**THE REQUEST**: Render every entry verbatim.

**DATA LINES**:
>> START
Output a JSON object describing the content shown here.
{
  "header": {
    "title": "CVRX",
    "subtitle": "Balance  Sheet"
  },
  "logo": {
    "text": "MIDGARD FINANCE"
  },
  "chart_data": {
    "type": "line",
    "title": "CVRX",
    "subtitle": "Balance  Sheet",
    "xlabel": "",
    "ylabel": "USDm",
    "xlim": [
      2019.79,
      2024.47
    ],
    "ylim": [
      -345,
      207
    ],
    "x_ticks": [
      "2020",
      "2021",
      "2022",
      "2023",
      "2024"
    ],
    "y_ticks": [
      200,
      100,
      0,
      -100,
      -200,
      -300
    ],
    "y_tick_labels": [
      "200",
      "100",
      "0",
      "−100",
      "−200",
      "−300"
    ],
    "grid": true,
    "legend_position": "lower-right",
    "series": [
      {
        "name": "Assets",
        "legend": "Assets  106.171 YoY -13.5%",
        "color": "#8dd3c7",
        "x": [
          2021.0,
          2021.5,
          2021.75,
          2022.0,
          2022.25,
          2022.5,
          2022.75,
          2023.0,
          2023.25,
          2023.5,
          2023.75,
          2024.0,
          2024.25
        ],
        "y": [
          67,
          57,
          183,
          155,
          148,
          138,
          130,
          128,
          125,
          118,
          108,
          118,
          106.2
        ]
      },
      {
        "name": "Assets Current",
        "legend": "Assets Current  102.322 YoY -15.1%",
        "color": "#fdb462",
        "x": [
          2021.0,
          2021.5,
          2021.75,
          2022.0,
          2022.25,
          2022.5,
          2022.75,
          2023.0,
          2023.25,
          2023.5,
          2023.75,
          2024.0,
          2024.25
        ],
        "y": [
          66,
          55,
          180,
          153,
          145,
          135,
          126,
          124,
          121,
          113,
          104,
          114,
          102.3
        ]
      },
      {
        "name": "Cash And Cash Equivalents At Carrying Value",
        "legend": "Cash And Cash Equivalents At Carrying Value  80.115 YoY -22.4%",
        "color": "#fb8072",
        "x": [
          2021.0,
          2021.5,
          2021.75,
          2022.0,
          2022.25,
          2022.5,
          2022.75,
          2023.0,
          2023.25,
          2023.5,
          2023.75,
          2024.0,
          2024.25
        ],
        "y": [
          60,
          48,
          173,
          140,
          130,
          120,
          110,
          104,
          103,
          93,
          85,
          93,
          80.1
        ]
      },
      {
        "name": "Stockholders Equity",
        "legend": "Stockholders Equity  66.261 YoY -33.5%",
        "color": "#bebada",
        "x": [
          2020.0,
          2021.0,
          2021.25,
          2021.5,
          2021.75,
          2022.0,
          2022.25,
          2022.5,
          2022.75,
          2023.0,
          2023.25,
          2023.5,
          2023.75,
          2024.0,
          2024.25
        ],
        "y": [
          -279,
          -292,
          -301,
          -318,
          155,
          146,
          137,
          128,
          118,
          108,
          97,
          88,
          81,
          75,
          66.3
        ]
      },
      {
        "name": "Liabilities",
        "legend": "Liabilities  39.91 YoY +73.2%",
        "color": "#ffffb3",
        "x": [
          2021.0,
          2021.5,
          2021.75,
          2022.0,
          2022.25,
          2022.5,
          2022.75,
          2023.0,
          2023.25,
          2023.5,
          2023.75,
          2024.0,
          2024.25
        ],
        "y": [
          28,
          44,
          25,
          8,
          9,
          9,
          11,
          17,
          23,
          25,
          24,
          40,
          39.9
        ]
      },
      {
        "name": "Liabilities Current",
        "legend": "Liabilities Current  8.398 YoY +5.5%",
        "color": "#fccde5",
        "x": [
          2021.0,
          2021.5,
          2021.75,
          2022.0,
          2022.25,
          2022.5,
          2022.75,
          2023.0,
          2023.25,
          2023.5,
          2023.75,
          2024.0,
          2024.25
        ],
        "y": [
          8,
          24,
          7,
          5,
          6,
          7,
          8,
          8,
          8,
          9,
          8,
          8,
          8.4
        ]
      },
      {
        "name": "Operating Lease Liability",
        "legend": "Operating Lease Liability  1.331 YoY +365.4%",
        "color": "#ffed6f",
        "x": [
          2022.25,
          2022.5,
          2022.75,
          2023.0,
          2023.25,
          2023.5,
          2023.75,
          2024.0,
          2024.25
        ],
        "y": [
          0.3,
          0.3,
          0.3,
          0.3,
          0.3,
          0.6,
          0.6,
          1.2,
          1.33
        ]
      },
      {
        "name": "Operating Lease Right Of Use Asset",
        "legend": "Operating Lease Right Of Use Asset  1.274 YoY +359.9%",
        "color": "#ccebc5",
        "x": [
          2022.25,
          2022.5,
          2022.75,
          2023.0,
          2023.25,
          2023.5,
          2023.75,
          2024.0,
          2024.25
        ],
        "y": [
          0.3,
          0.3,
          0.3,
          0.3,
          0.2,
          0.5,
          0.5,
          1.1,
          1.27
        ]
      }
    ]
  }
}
>> END
**SOLUTION TO THIS TASK**:
Output a JSON object describing the content shown here.
{
  "header": {
    "title": "CVRX",
    "subtitle": "Balance  Sheet"
  },
  "logo": {
    "text": "MIDGARD FINANCE"
  },
  "chart_data": {
    "type": "line",
    "title": "CVRX",
    "subtitle": "Balance  Sheet",
    "xlabel": "",
    "ylabel": "USDm",
    "xlim": [
      2019.79,
      2024.47
    ],
    "ylim": [
      -345,
      207
    ],
    "x_ticks": [
      "2020",
      "2021",
      "2022",
      "2023",
      "2024"
    ],
    "y_ticks": [
      200,
      100,
      0,
      -100,
      -200,
      -300
    ],
    "y_tick_labels": [
      "200",
      "100",
      "0",
      "−100",
      "−200",
      "−300"
    ],
    "grid": true,
    "legend_position": "lower-right",
    "series": [
      {
        "name": "Assets",
        "legend": "Assets  106.171 YoY -13.5%",
        "color": "#8dd3c7",
        "x": [
          2021.0,
          2021.5,
          2021.75,
          2022.0,
          2022.25,
          2022.5,
          2022.75,
          2023.0,
          2023.25,
          2023.5,
          2023.75,
          2024.0,
          2024.25
        ],
        "y": [
          67,
          57,
          183,
          155,
          148,
          138,
          130,
          128,
          125,
          118,
          108,
          118,
          106.2
        ]
      },
      {
        "name": "Assets Current",
        "legend": "Assets Current  102.322 YoY -15.1%",
        "color": "#fdb462",
        "x": [
          2021.0,
          2021.5,
          2021.75,
          2022.0,
          2022.25,
          2022.5,
          2022.75,
          2023.0,
          2023.25,
          2023.5,
          2023.75,
          2024.0,
          2024.25
        ],
        "y": [
          66,
          55,
          180,
          153,
          145,
          135,
          126,
          124,
          121,
          113,
          104,
          114,
          102.3
        ]
      },
      {
        "name": "Cash And Cash Equivalents At Carrying Value",
        "legend": "Cash And Cash Equivalents At Carrying Value  80.115 YoY -22.4%",
        "color": "#fb8072",
        "x": [
          2021.0,
          2021.5,
          2021.75,
          2022.0,
          2022.25,
          2022.5,
          2022.75,
          2023.0,
          2023.25,
          2023.5,
          2023.75,
          2024.0,
          2024.25
        ],
        "y": [
          60,
          48,
          173,
          140,
          130,
          120,
          110,
          104,
          103,
          93,
          85,
          93,
          80.1
        ]
      },
      {
        "name": "Stockholders Equity",
        "legend": "Stockholders Equity  66.261 YoY -33.5%",
        "color": "#bebada",
        "x": [
          2020.0,
          2021.0,
          2021.25,
          2021.5,
          2021.75,
          2022.0,
          2022.25,
          2022.5,
          2022.75,
          2023.0,
          2023.25,
          2023.5,
          2023.75,
          2024.0,
          2024.25
        ],
        "y": [
          -279,
          -292,
          -301,
          -318,
          155,
          146,
          137,
          128,
          118,
          108,
          97,
          88,
          81,
          75,
          66.3
        ]
      },
      {
        "name": "Liabilities",
        "legend": "Liabilities  39.91 YoY +73.2%",
        "color": "#ffffb3",
        "x": [
          2021.0,
          2021.5,
          2021.75,
          2022.0,
          2022.25,
          2022.5,
          2022.75,
          2023.0,
          2023.25,
          2023.5,
          2023.75,
          2024.0,
          2024.25
        ],
        "y": [
          28,
          44,
          25,
          8,
          9,
          9,
          11,
          17,
          23,
          25,
          24,
          40,
          39.9
        ]
      },
      {
        "name": "Liabilities Current",
        "legend": "Liabilities Current  8.398 YoY +5.5%",
        "color": "#fccde5",
        "x": [
          2021.0,
          2021.5,
          2021.75,
          2022.0,
          2022.25,
          2022.5,
          2022.75,
          2023.0,
          2023.25,
          2023.5,
          2023.75,
          2024.0,
          2024.25
        ],
        "y": [
          8,
          24,
          7,
          5,
          6,
          7,
          8,
          8,
          8,
          9,
          8,
          8,
          8.4
        ]
      },
      {
        "name": "Operating Lease Liability",
        "legend": "Operating Lease Liability  1.331 YoY +365.4%",
        "color": "#ffed6f",
        "x": [
          2022.25,
          2022.5,
          2022.75,
          2023.0,
          2023.25,
          2023.5,
          2023.75,
          2024.0,
          2024.25
        ],
        "y": [
          0.3,
          0.3,
          0.3,
          0.3,
          0.3,
          0.6,
          0.6,
          1.2,
          1.33
        ]
      },
      {
        "name": "Operating Lease Right Of Use Asset",
        "legend": "Operating Lease Right Of Use Asset  1.274 YoY +359.9%",
        "color": "#ccebc5",
        "x": [
          2022.25,
          2022.5,
          2022.75,
          2023.0,
          2023.25,
          2023.5,
          2023.75,
          2024.0,
          2024.25
        ],
        "y": [
          0.3,
          0.3,
          0.3,
          0.3,
          0.2,
          0.5,
          0.5,
          1.1,
          1.27
        ]
      }
    ]
  }
}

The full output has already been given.